Exercise:
Images excluded, repeat each entry below exactly.

Stored items from a collection:
§ §
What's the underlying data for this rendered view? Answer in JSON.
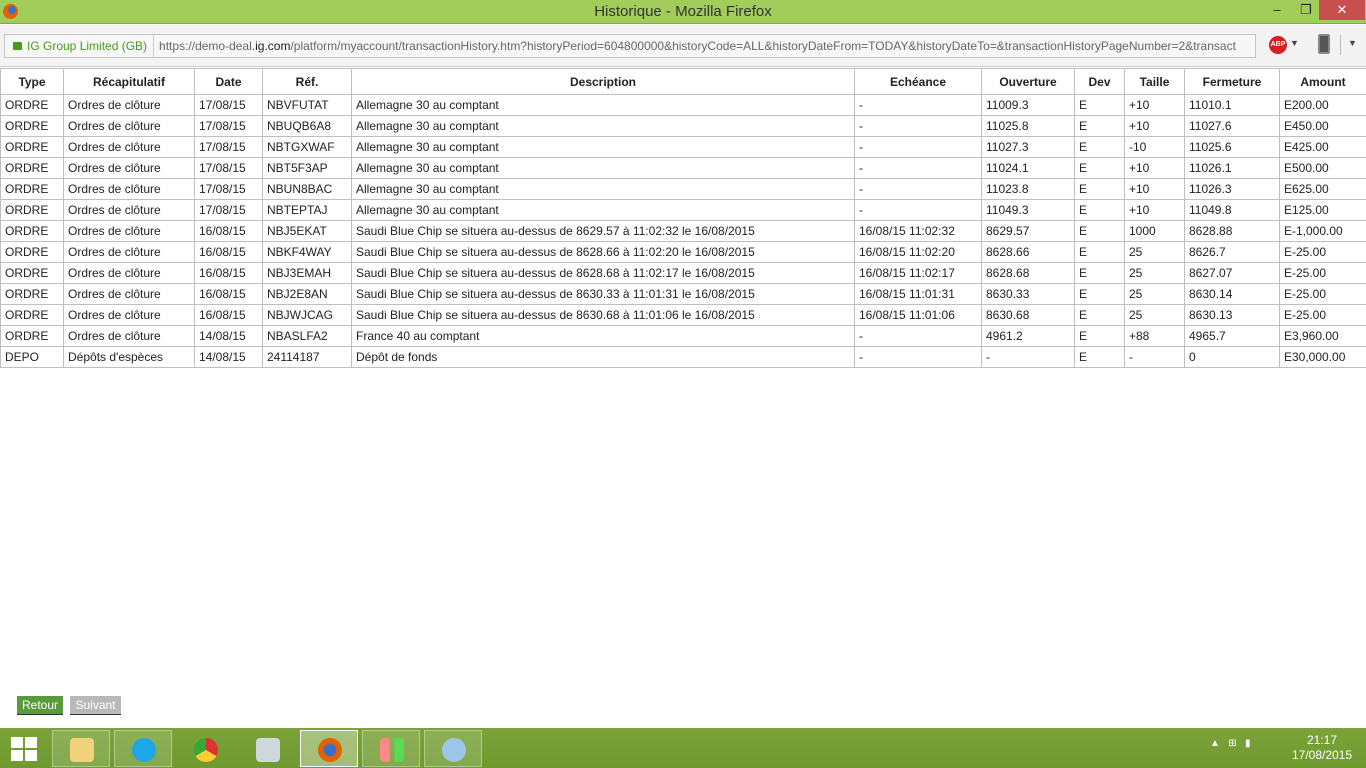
{
  "window": {
    "title": "Historique - Mozilla Firefox",
    "min": "‒",
    "max": "❐",
    "close": "✕"
  },
  "navbar": {
    "identity": "IG Group Limited (GB)",
    "url_pre": "https://demo-deal.",
    "url_domain": "ig.com",
    "url_post": "/platform/myaccount/transactionHistory.htm?historyPeriod=604800000&historyCode=ALL&historyDateFrom=TODAY&historyDateTo=&transactionHistoryPageNumber=2&transact",
    "abp": "ABP"
  },
  "table": {
    "headers": [
      "Type",
      "Récapitulatif",
      "Date",
      "Réf.",
      "Description",
      "Echéance",
      "Ouverture",
      "Dev",
      "Taille",
      "Fermeture",
      "Amount"
    ],
    "rows": [
      [
        "ORDRE",
        "Ordres de clôture",
        "17/08/15",
        "NBVFUTAT",
        "Allemagne 30 au comptant",
        "-",
        "11009.3",
        "E",
        "+10",
        "11010.1",
        "E200.00"
      ],
      [
        "ORDRE",
        "Ordres de clôture",
        "17/08/15",
        "NBUQB6A8",
        "Allemagne 30 au comptant",
        "-",
        "11025.8",
        "E",
        "+10",
        "11027.6",
        "E450.00"
      ],
      [
        "ORDRE",
        "Ordres de clôture",
        "17/08/15",
        "NBTGXWAF",
        "Allemagne 30 au comptant",
        "-",
        "11027.3",
        "E",
        "-10",
        "11025.6",
        "E425.00"
      ],
      [
        "ORDRE",
        "Ordres de clôture",
        "17/08/15",
        "NBT5F3AP",
        "Allemagne 30 au comptant",
        "-",
        "11024.1",
        "E",
        "+10",
        "11026.1",
        "E500.00"
      ],
      [
        "ORDRE",
        "Ordres de clôture",
        "17/08/15",
        "NBUN8BAC",
        "Allemagne 30 au comptant",
        "-",
        "11023.8",
        "E",
        "+10",
        "11026.3",
        "E625.00"
      ],
      [
        "ORDRE",
        "Ordres de clôture",
        "17/08/15",
        "NBTEPTAJ",
        "Allemagne 30 au comptant",
        "-",
        "11049.3",
        "E",
        "+10",
        "11049.8",
        "E125.00"
      ],
      [
        "ORDRE",
        "Ordres de clôture",
        "16/08/15",
        "NBJ5EKAT",
        "Saudi Blue Chip se situera au-dessus de 8629.57 à 11:02:32 le 16/08/2015",
        "16/08/15 11:02:32",
        "8629.57",
        "E",
        "1000",
        "8628.88",
        "E-1,000.00"
      ],
      [
        "ORDRE",
        "Ordres de clôture",
        "16/08/15",
        "NBKF4WAY",
        "Saudi Blue Chip se situera au-dessus de 8628.66 à 11:02:20 le 16/08/2015",
        "16/08/15 11:02:20",
        "8628.66",
        "E",
        "25",
        "8626.7",
        "E-25.00"
      ],
      [
        "ORDRE",
        "Ordres de clôture",
        "16/08/15",
        "NBJ3EMAH",
        "Saudi Blue Chip se situera au-dessus de 8628.68 à 11:02:17 le 16/08/2015",
        "16/08/15 11:02:17",
        "8628.68",
        "E",
        "25",
        "8627.07",
        "E-25.00"
      ],
      [
        "ORDRE",
        "Ordres de clôture",
        "16/08/15",
        "NBJ2E8AN",
        "Saudi Blue Chip se situera au-dessus de 8630.33 à 11:01:31 le 16/08/2015",
        "16/08/15 11:01:31",
        "8630.33",
        "E",
        "25",
        "8630.14",
        "E-25.00"
      ],
      [
        "ORDRE",
        "Ordres de clôture",
        "16/08/15",
        "NBJWJCAG",
        "Saudi Blue Chip se situera au-dessus de 8630.68 à 11:01:06 le 16/08/2015",
        "16/08/15 11:01:06",
        "8630.68",
        "E",
        "25",
        "8630.13",
        "E-25.00"
      ],
      [
        "ORDRE",
        "Ordres de clôture",
        "14/08/15",
        "NBASLFA2",
        "France 40 au comptant",
        "-",
        "4961.2",
        "E",
        "+88",
        "4965.7",
        "E3,960.00"
      ],
      [
        "DEPO",
        "Dépôts d'espèces",
        "14/08/15",
        "24114187",
        "Dépôt de fonds",
        "-",
        "-",
        "E",
        "-",
        "0",
        "E30,000.00"
      ]
    ]
  },
  "pager": {
    "back": "Retour",
    "next": "Suivant"
  },
  "taskbar": {
    "items": [
      "file-explorer",
      "skype",
      "chrome",
      "resource-monitor",
      "firefox",
      "trading-chart",
      "paint"
    ],
    "time": "21:17",
    "date": "17/08/2015"
  }
}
§ §
Complete output:
What's the underlying data for this rendered view? Answer in JSON.
{
  "window": {
    "title": "Historique - Mozilla Firefox",
    "min": "‒",
    "max": "❐",
    "close": "✕"
  },
  "navbar": {
    "identity": "IG Group Limited (GB)",
    "url_pre": "https://demo-deal.",
    "url_domain": "ig.com",
    "url_post": "/platform/myaccount/transactionHistory.htm?historyPeriod=604800000&historyCode=ALL&historyDateFrom=TODAY&historyDateTo=&transactionHistoryPageNumber=2&transact",
    "abp": "ABP"
  },
  "table": {
    "headers": [
      "Type",
      "Récapitulatif",
      "Date",
      "Réf.",
      "Description",
      "Echéance",
      "Ouverture",
      "Dev",
      "Taille",
      "Fermeture",
      "Amount"
    ],
    "rows": [
      [
        "ORDRE",
        "Ordres de clôture",
        "17/08/15",
        "NBVFUTAT",
        "Allemagne 30 au comptant",
        "-",
        "11009.3",
        "E",
        "+10",
        "11010.1",
        "E200.00"
      ],
      [
        "ORDRE",
        "Ordres de clôture",
        "17/08/15",
        "NBUQB6A8",
        "Allemagne 30 au comptant",
        "-",
        "11025.8",
        "E",
        "+10",
        "11027.6",
        "E450.00"
      ],
      [
        "ORDRE",
        "Ordres de clôture",
        "17/08/15",
        "NBTGXWAF",
        "Allemagne 30 au comptant",
        "-",
        "11027.3",
        "E",
        "-10",
        "11025.6",
        "E425.00"
      ],
      [
        "ORDRE",
        "Ordres de clôture",
        "17/08/15",
        "NBT5F3AP",
        "Allemagne 30 au comptant",
        "-",
        "11024.1",
        "E",
        "+10",
        "11026.1",
        "E500.00"
      ],
      [
        "ORDRE",
        "Ordres de clôture",
        "17/08/15",
        "NBUN8BAC",
        "Allemagne 30 au comptant",
        "-",
        "11023.8",
        "E",
        "+10",
        "11026.3",
        "E625.00"
      ],
      [
        "ORDRE",
        "Ordres de clôture",
        "17/08/15",
        "NBTEPTAJ",
        "Allemagne 30 au comptant",
        "-",
        "11049.3",
        "E",
        "+10",
        "11049.8",
        "E125.00"
      ],
      [
        "ORDRE",
        "Ordres de clôture",
        "16/08/15",
        "NBJ5EKAT",
        "Saudi Blue Chip se situera au-dessus de 8629.57 à 11:02:32 le 16/08/2015",
        "16/08/15 11:02:32",
        "8629.57",
        "E",
        "1000",
        "8628.88",
        "E-1,000.00"
      ],
      [
        "ORDRE",
        "Ordres de clôture",
        "16/08/15",
        "NBKF4WAY",
        "Saudi Blue Chip se situera au-dessus de 8628.66 à 11:02:20 le 16/08/2015",
        "16/08/15 11:02:20",
        "8628.66",
        "E",
        "25",
        "8626.7",
        "E-25.00"
      ],
      [
        "ORDRE",
        "Ordres de clôture",
        "16/08/15",
        "NBJ3EMAH",
        "Saudi Blue Chip se situera au-dessus de 8628.68 à 11:02:17 le 16/08/2015",
        "16/08/15 11:02:17",
        "8628.68",
        "E",
        "25",
        "8627.07",
        "E-25.00"
      ],
      [
        "ORDRE",
        "Ordres de clôture",
        "16/08/15",
        "NBJ2E8AN",
        "Saudi Blue Chip se situera au-dessus de 8630.33 à 11:01:31 le 16/08/2015",
        "16/08/15 11:01:31",
        "8630.33",
        "E",
        "25",
        "8630.14",
        "E-25.00"
      ],
      [
        "ORDRE",
        "Ordres de clôture",
        "16/08/15",
        "NBJWJCAG",
        "Saudi Blue Chip se situera au-dessus de 8630.68 à 11:01:06 le 16/08/2015",
        "16/08/15 11:01:06",
        "8630.68",
        "E",
        "25",
        "8630.13",
        "E-25.00"
      ],
      [
        "ORDRE",
        "Ordres de clôture",
        "14/08/15",
        "NBASLFA2",
        "France 40 au comptant",
        "-",
        "4961.2",
        "E",
        "+88",
        "4965.7",
        "E3,960.00"
      ],
      [
        "DEPO",
        "Dépôts d'espèces",
        "14/08/15",
        "24114187",
        "Dépôt de fonds",
        "-",
        "-",
        "E",
        "-",
        "0",
        "E30,000.00"
      ]
    ]
  },
  "pager": {
    "back": "Retour",
    "next": "Suivant"
  },
  "taskbar": {
    "items": [
      "file-explorer",
      "skype",
      "chrome",
      "resource-monitor",
      "firefox",
      "trading-chart",
      "paint"
    ],
    "time": "21:17",
    "date": "17/08/2015"
  }
}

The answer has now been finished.